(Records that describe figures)
[Start]
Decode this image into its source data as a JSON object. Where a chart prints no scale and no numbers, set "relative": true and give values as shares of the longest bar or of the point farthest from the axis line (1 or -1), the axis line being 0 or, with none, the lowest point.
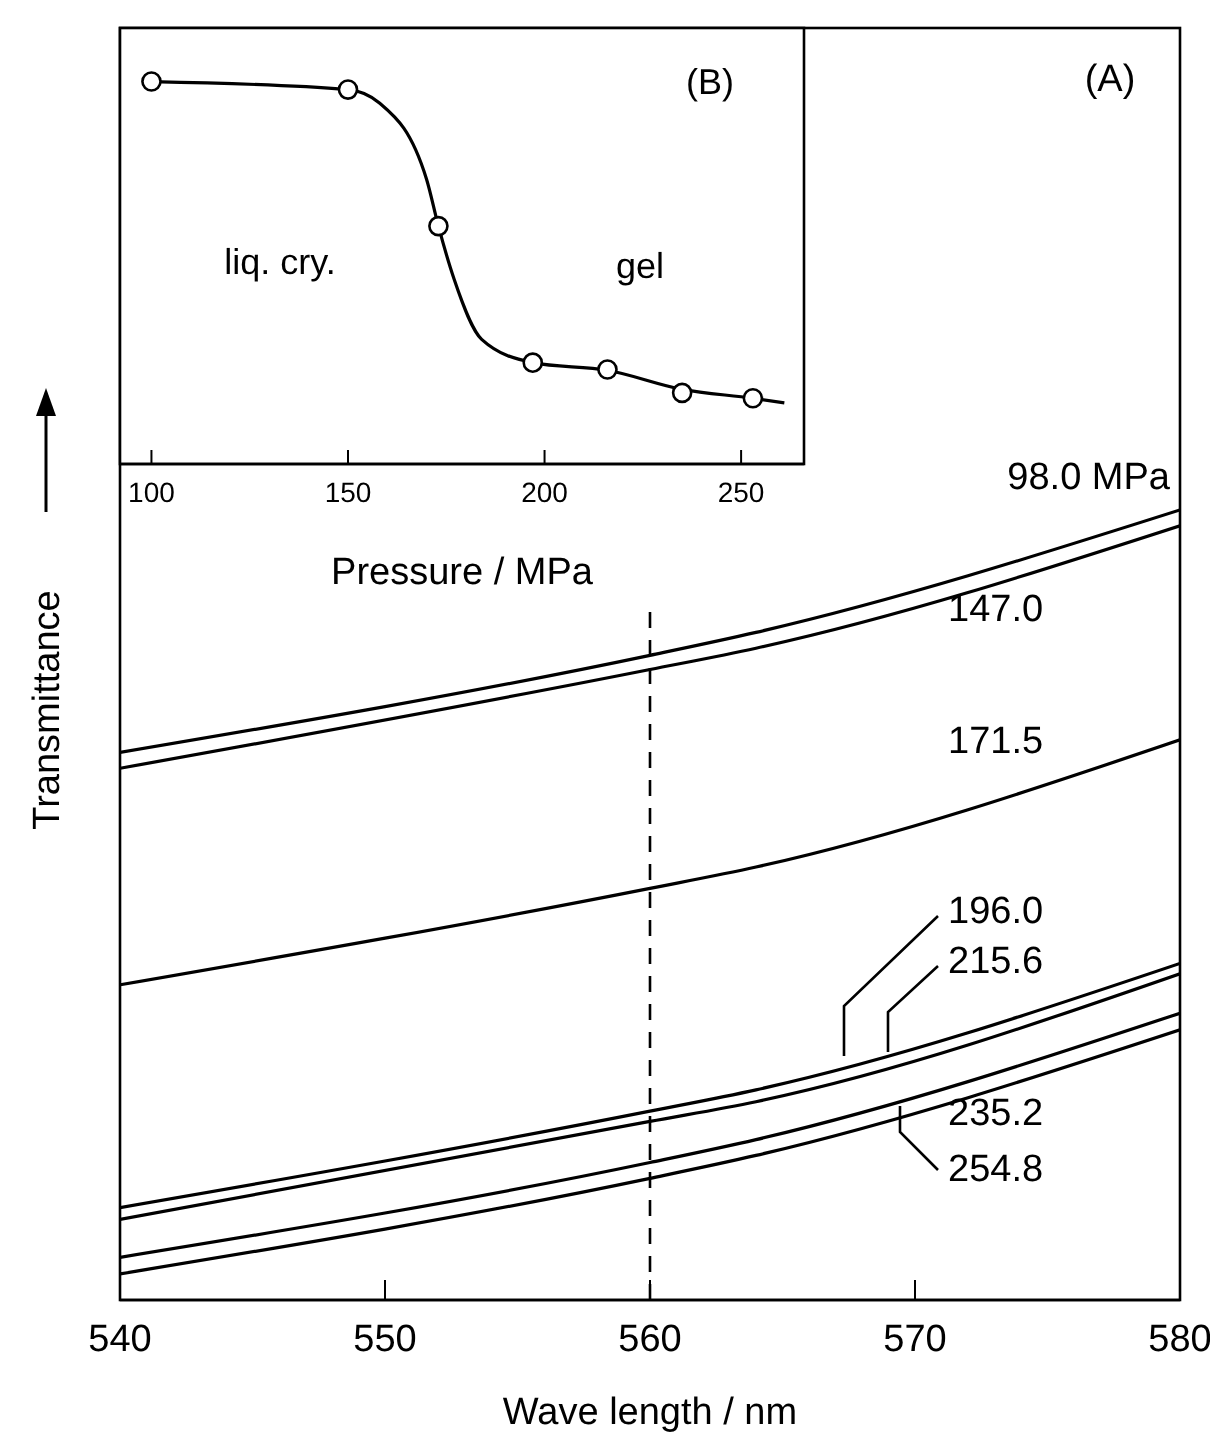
{
  "chart_data": [
    {
      "type": "line",
      "xlabel": "Wave length / nm",
      "ylabel": "Transmittance",
      "annotations": [
        "(A)"
      ],
      "xlim": [
        540,
        580
      ],
      "xticks": [
        540,
        550,
        560,
        570,
        580
      ],
      "relative": true,
      "tick_labels": "x",
      "ref_lines": [
        {
          "axis": "x",
          "value": 560,
          "line_style": "dashed",
          "color": "#000000"
        }
      ],
      "series": [
        {
          "name": "98.0 MPa",
          "color": "#000000",
          "x": [
            540,
            560,
            564,
            580
          ],
          "values": [
            0.693,
            0.816,
            0.845,
            1
          ]
        },
        {
          "name": "147.0",
          "color": "#000000",
          "x": [
            540,
            560,
            564,
            580
          ],
          "values": [
            0.673,
            0.798,
            0.825,
            0.98
          ]
        },
        {
          "name": "171.5",
          "color": "#000000",
          "x": [
            540,
            560,
            564,
            580
          ],
          "values": [
            0.399,
            0.521,
            0.548,
            0.709
          ]
        },
        {
          "name": "196.0",
          "color": "#000000",
          "x": [
            540,
            560,
            564,
            580
          ],
          "values": [
            0.117,
            0.239,
            0.266,
            0.426
          ]
        },
        {
          "name": "215.6",
          "color": "#000000",
          "x": [
            540,
            560,
            564,
            580
          ],
          "values": [
            0.102,
            0.226,
            0.251,
            0.413
          ]
        },
        {
          "name": "235.2",
          "color": "#000000",
          "x": [
            540,
            560,
            564,
            580
          ],
          "values": [
            0.054,
            0.174,
            0.203,
            0.363
          ]
        },
        {
          "name": "254.8",
          "color": "#000000",
          "x": [
            540,
            560,
            564,
            580
          ],
          "values": [
            0.033,
            0.154,
            0.183,
            0.342
          ]
        }
      ]
    },
    {
      "type": "line",
      "xlabel": "Pressure / MPa",
      "annotations": [
        "(B)",
        "liq. cry.",
        "gel"
      ],
      "xlim": [
        92,
        266
      ],
      "xticks": [
        100,
        150,
        200,
        250
      ],
      "relative": true,
      "tick_labels": "x",
      "series": [
        {
          "type": "scatter",
          "color": "#000000",
          "marker": "circle",
          "x": [
            100,
            150,
            173,
            197,
            216,
            235,
            253
          ],
          "values": [
            1,
            0.979,
            0.622,
            0.265,
            0.247,
            0.186,
            0.172
          ]
        },
        {
          "color": "#000000",
          "marker": "none",
          "x": [
            100,
            150,
            158,
            170,
            173,
            177,
            184,
            197,
            216,
            235,
            253,
            261
          ],
          "values": [
            1,
            0.979,
            0.944,
            0.744,
            0.622,
            0.483,
            0.326,
            0.265,
            0.245,
            0.195,
            0.172,
            0.16
          ]
        }
      ]
    }
  ]
}
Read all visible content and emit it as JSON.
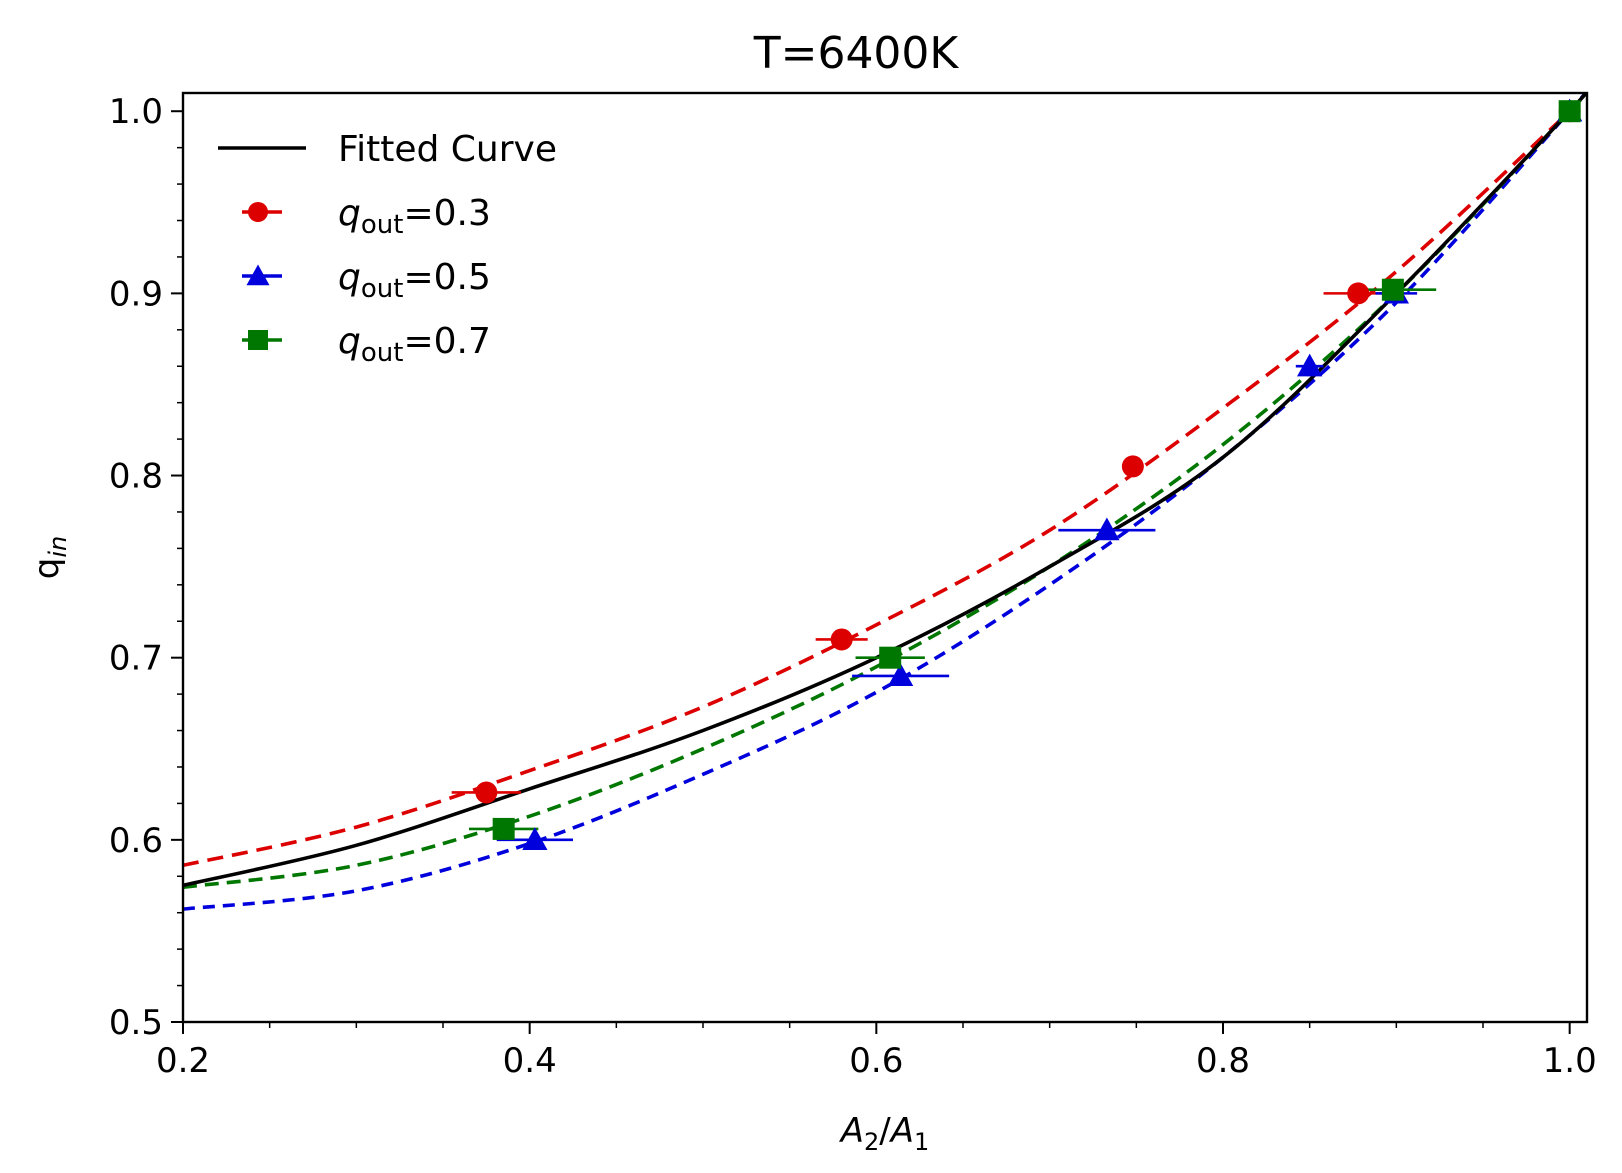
{
  "chart_data": {
    "type": "line",
    "title": "T=6400K",
    "xlabel_parts": [
      "A",
      "2",
      "/",
      "A",
      "1"
    ],
    "ylabel_parts": [
      "q",
      "in"
    ],
    "xlim": [
      0.2,
      1.01
    ],
    "ylim": [
      0.5,
      1.01
    ],
    "x_ticks": [
      {
        "value": 0.2,
        "label": "0.2"
      },
      {
        "value": 0.4,
        "label": "0.4"
      },
      {
        "value": 0.6,
        "label": "0.6"
      },
      {
        "value": 0.8,
        "label": "0.8"
      },
      {
        "value": 1.0,
        "label": "1.0"
      }
    ],
    "y_ticks": [
      {
        "value": 0.5,
        "label": "0.5"
      },
      {
        "value": 0.6,
        "label": "0.6"
      },
      {
        "value": 0.7,
        "label": "0.7"
      },
      {
        "value": 0.8,
        "label": "0.8"
      },
      {
        "value": 0.9,
        "label": "0.9"
      },
      {
        "value": 1.0,
        "label": "1.0"
      }
    ],
    "legend_placement": "top-left",
    "grid": false,
    "fitted_curve": {
      "name": "Fitted Curve",
      "color": "#000000",
      "x": [
        0.2,
        0.3,
        0.4,
        0.5,
        0.6,
        0.7,
        0.8,
        0.9,
        1.0,
        1.01
      ],
      "y": [
        0.575,
        0.597,
        0.628,
        0.66,
        0.7,
        0.75,
        0.81,
        0.9,
        1.0,
        1.012
      ]
    },
    "series": [
      {
        "name_var": "q",
        "name_sub": "out",
        "name_value": "=0.3",
        "color": "#dd0000",
        "marker": "circle",
        "points": [
          {
            "x": 0.375,
            "y": 0.626,
            "xerr": 0.02
          },
          {
            "x": 0.58,
            "y": 0.71,
            "xerr": 0.015
          },
          {
            "x": 0.748,
            "y": 0.805,
            "xerr": 0.0
          },
          {
            "x": 0.878,
            "y": 0.9,
            "xerr": 0.02
          },
          {
            "x": 1.0,
            "y": 1.0,
            "xerr": 0.0
          }
        ],
        "fit_x": [
          0.2,
          0.3,
          0.4,
          0.5,
          0.6,
          0.7,
          0.8,
          0.9,
          1.0,
          1.01
        ],
        "fit_y": [
          0.586,
          0.607,
          0.638,
          0.673,
          0.718,
          0.77,
          0.837,
          0.912,
          1.0,
          1.01
        ]
      },
      {
        "name_var": "q",
        "name_sub": "out",
        "name_value": "=0.5",
        "color": "#0000dd",
        "marker": "triangle",
        "points": [
          {
            "x": 0.403,
            "y": 0.6,
            "xerr": 0.022
          },
          {
            "x": 0.614,
            "y": 0.69,
            "xerr": 0.028
          },
          {
            "x": 0.733,
            "y": 0.77,
            "xerr": 0.028
          },
          {
            "x": 0.85,
            "y": 0.86,
            "xerr": 0.008
          },
          {
            "x": 0.9,
            "y": 0.9,
            "xerr": 0.012
          },
          {
            "x": 1.0,
            "y": 1.0,
            "xerr": 0.0
          }
        ],
        "fit_x": [
          0.2,
          0.3,
          0.4,
          0.5,
          0.6,
          0.7,
          0.8,
          0.9,
          1.0,
          1.01
        ],
        "fit_y": [
          0.562,
          0.572,
          0.598,
          0.636,
          0.681,
          0.74,
          0.81,
          0.895,
          1.0,
          1.012
        ]
      },
      {
        "name_var": "q",
        "name_sub": "out",
        "name_value": "=0.7",
        "color": "#007700",
        "marker": "square",
        "points": [
          {
            "x": 0.385,
            "y": 0.606,
            "xerr": 0.02
          },
          {
            "x": 0.608,
            "y": 0.7,
            "xerr": 0.02
          },
          {
            "x": 0.898,
            "y": 0.902,
            "xerr": 0.025
          },
          {
            "x": 1.0,
            "y": 1.0,
            "xerr": 0.0
          }
        ],
        "fit_x": [
          0.2,
          0.3,
          0.4,
          0.5,
          0.6,
          0.7,
          0.8,
          0.9,
          1.0,
          1.01
        ],
        "fit_y": [
          0.574,
          0.586,
          0.613,
          0.65,
          0.695,
          0.75,
          0.817,
          0.9,
          1.0,
          1.01
        ]
      }
    ]
  }
}
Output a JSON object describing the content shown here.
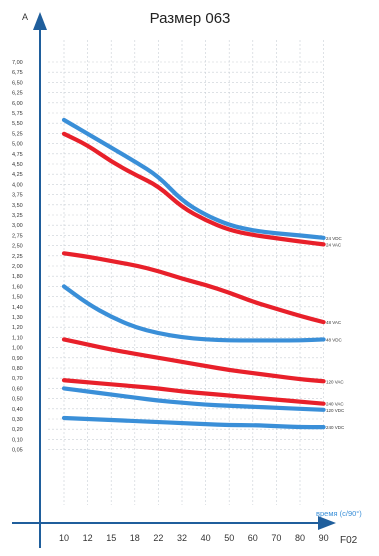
[End]
**EXERCISE:**
Restate the full listing verbatim and drop every picture.

**EXERCISE RESPONSE:**
Decode this image into its source data as a JSON object. Where a chart prints no scale and no numbers, set "relative": true and give values as shares of the longest bar or of the point farthest from the axis line (1 or -1), the axis line being 0 or, with none, the lowest point.
{
  "chart_data": [
    {
      "type": "line",
      "xlabel": "Wave length / nm",
      "ylabel": "Transmittance",
      "annotations": [
        "(A)"
      ],
      "xlim": [
        540,
        580
      ],
      "xticks": [
        540,
        550,
        560,
        570,
        580
      ],
      "relative": true,
      "tick_labels": "x",
      "ref_lines": [
        {
          "axis": "x",
          "value": 560,
          "line_style": "dashed",
          "color": "#000000"
        }
      ],
      "series": [
        {
          "name": "98.0 MPa",
          "color": "#000000",
          "x": [
            540,
            560,
            564,
            580
          ],
          "values": [
            0.693,
            0.816,
            0.845,
            1
          ]
        },
        {
          "name": "147.0",
          "color": "#000000",
          "x": [
            540,
            560,
            564,
            580
          ],
          "values": [
            0.673,
            0.798,
            0.825,
            0.98
          ]
        },
        {
          "name": "171.5",
          "color": "#000000",
          "x": [
            540,
            560,
            564,
            580
          ],
          "values": [
            0.399,
            0.521,
            0.548,
            0.709
          ]
        },
        {
          "name": "196.0",
          "color": "#000000",
          "x": [
            540,
            560,
            564,
            580
          ],
          "values": [
            0.117,
            0.239,
            0.266,
            0.426
          ]
        },
        {
          "name": "215.6",
          "color": "#000000",
          "x": [
            540,
            560,
            564,
            580
          ],
          "values": [
            0.102,
            0.226,
            0.251,
            0.413
          ]
        },
        {
          "name": "235.2",
          "color": "#000000",
          "x": [
            540,
            560,
            564,
            580
          ],
          "values": [
            0.054,
            0.174,
            0.203,
            0.363
          ]
        },
        {
          "name": "254.8",
          "color": "#000000",
          "x": [
            540,
            560,
            564,
            580
          ],
          "values": [
            0.033,
            0.154,
            0.183,
            0.342
          ]
        }
      ]
    },
    {
      "type": "line",
      "xlabel": "Pressure / MPa",
      "annotations": [
        "(B)",
        "liq. cry.",
        "gel"
      ],
      "xlim": [
        92,
        266
      ],
      "xticks": [
        100,
        150,
        200,
        250
      ],
      "relative": true,
      "tick_labels": "x",
      "series": [
        {
          "type": "scatter",
          "color": "#000000",
          "marker": "circle",
          "x": [
            100,
            150,
            173,
            197,
            216,
            235,
            253
          ],
          "values": [
            1,
            0.979,
            0.622,
            0.265,
            0.247,
            0.186,
            0.172
          ]
        },
        {
          "color": "#000000",
          "marker": "none",
          "x": [
            100,
            150,
            158,
            170,
            173,
            177,
            184,
            197,
            216,
            235,
            253,
            261
          ],
          "values": [
            1,
            0.979,
            0.944,
            0.744,
            0.622,
            0.483,
            0.326,
            0.265,
            0.245,
            0.195,
            0.172,
            0.16
          ]
        }
      ]
    }
  ]
}
Read all visible content and emit it as JSON.
{
  "chart_data": {
    "type": "line",
    "title": "T=6400K",
    "xlabel_parts": [
      "A",
      "2",
      "/",
      "A",
      "1"
    ],
    "ylabel_parts": [
      "q",
      "in"
    ],
    "xlim": [
      0.2,
      1.01
    ],
    "ylim": [
      0.5,
      1.01
    ],
    "x_ticks": [
      {
        "value": 0.2,
        "label": "0.2"
      },
      {
        "value": 0.4,
        "label": "0.4"
      },
      {
        "value": 0.6,
        "label": "0.6"
      },
      {
        "value": 0.8,
        "label": "0.8"
      },
      {
        "value": 1.0,
        "label": "1.0"
      }
    ],
    "y_ticks": [
      {
        "value": 0.5,
        "label": "0.5"
      },
      {
        "value": 0.6,
        "label": "0.6"
      },
      {
        "value": 0.7,
        "label": "0.7"
      },
      {
        "value": 0.8,
        "label": "0.8"
      },
      {
        "value": 0.9,
        "label": "0.9"
      },
      {
        "value": 1.0,
        "label": "1.0"
      }
    ],
    "legend_placement": "top-left",
    "grid": false,
    "fitted_curve": {
      "name": "Fitted Curve",
      "color": "#000000",
      "x": [
        0.2,
        0.3,
        0.4,
        0.5,
        0.6,
        0.7,
        0.8,
        0.9,
        1.0,
        1.01
      ],
      "y": [
        0.575,
        0.597,
        0.628,
        0.66,
        0.7,
        0.75,
        0.81,
        0.9,
        1.0,
        1.012
      ]
    },
    "series": [
      {
        "name_var": "q",
        "name_sub": "out",
        "name_value": "=0.3",
        "color": "#dd0000",
        "marker": "circle",
        "points": [
          {
            "x": 0.375,
            "y": 0.626,
            "xerr": 0.02
          },
          {
            "x": 0.58,
            "y": 0.71,
            "xerr": 0.015
          },
          {
            "x": 0.748,
            "y": 0.805,
            "xerr": 0.0
          },
          {
            "x": 0.878,
            "y": 0.9,
            "xerr": 0.02
          },
          {
            "x": 1.0,
            "y": 1.0,
            "xerr": 0.0
          }
        ],
        "fit_x": [
          0.2,
          0.3,
          0.4,
          0.5,
          0.6,
          0.7,
          0.8,
          0.9,
          1.0,
          1.01
        ],
        "fit_y": [
          0.586,
          0.607,
          0.638,
          0.673,
          0.718,
          0.77,
          0.837,
          0.912,
          1.0,
          1.01
        ]
      },
      {
        "name_var": "q",
        "name_sub": "out",
        "name_value": "=0.5",
        "color": "#0000dd",
        "marker": "triangle",
        "points": [
          {
            "x": 0.403,
            "y": 0.6,
            "xerr": 0.022
          },
          {
            "x": 0.614,
            "y": 0.69,
            "xerr": 0.028
          },
          {
            "x": 0.733,
            "y": 0.77,
            "xerr": 0.028
          },
          {
            "x": 0.85,
            "y": 0.86,
            "xerr": 0.008
          },
          {
            "x": 0.9,
            "y": 0.9,
            "xerr": 0.012
          },
          {
            "x": 1.0,
            "y": 1.0,
            "xerr": 0.0
          }
        ],
        "fit_x": [
          0.2,
          0.3,
          0.4,
          0.5,
          0.6,
          0.7,
          0.8,
          0.9,
          1.0,
          1.01
        ],
        "fit_y": [
          0.562,
          0.572,
          0.598,
          0.636,
          0.681,
          0.74,
          0.81,
          0.895,
          1.0,
          1.012
        ]
      },
      {
        "name_var": "q",
        "name_sub": "out",
        "name_value": "=0.7",
        "color": "#007700",
        "marker": "square",
        "points": [
          {
            "x": 0.385,
            "y": 0.606,
            "xerr": 0.02
          },
          {
            "x": 0.608,
            "y": 0.7,
            "xerr": 0.02
          },
          {
            "x": 0.898,
            "y": 0.902,
            "xerr": 0.025
          },
          {
            "x": 1.0,
            "y": 1.0,
            "xerr": 0.0
          }
        ],
        "fit_x": [
          0.2,
          0.3,
          0.4,
          0.5,
          0.6,
          0.7,
          0.8,
          0.9,
          1.0,
          1.01
        ],
        "fit_y": [
          0.574,
          0.586,
          0.613,
          0.65,
          0.695,
          0.75,
          0.817,
          0.9,
          1.0,
          1.01
        ]
      }
    ]
  }
}
Output a JSON object describing the content shown here.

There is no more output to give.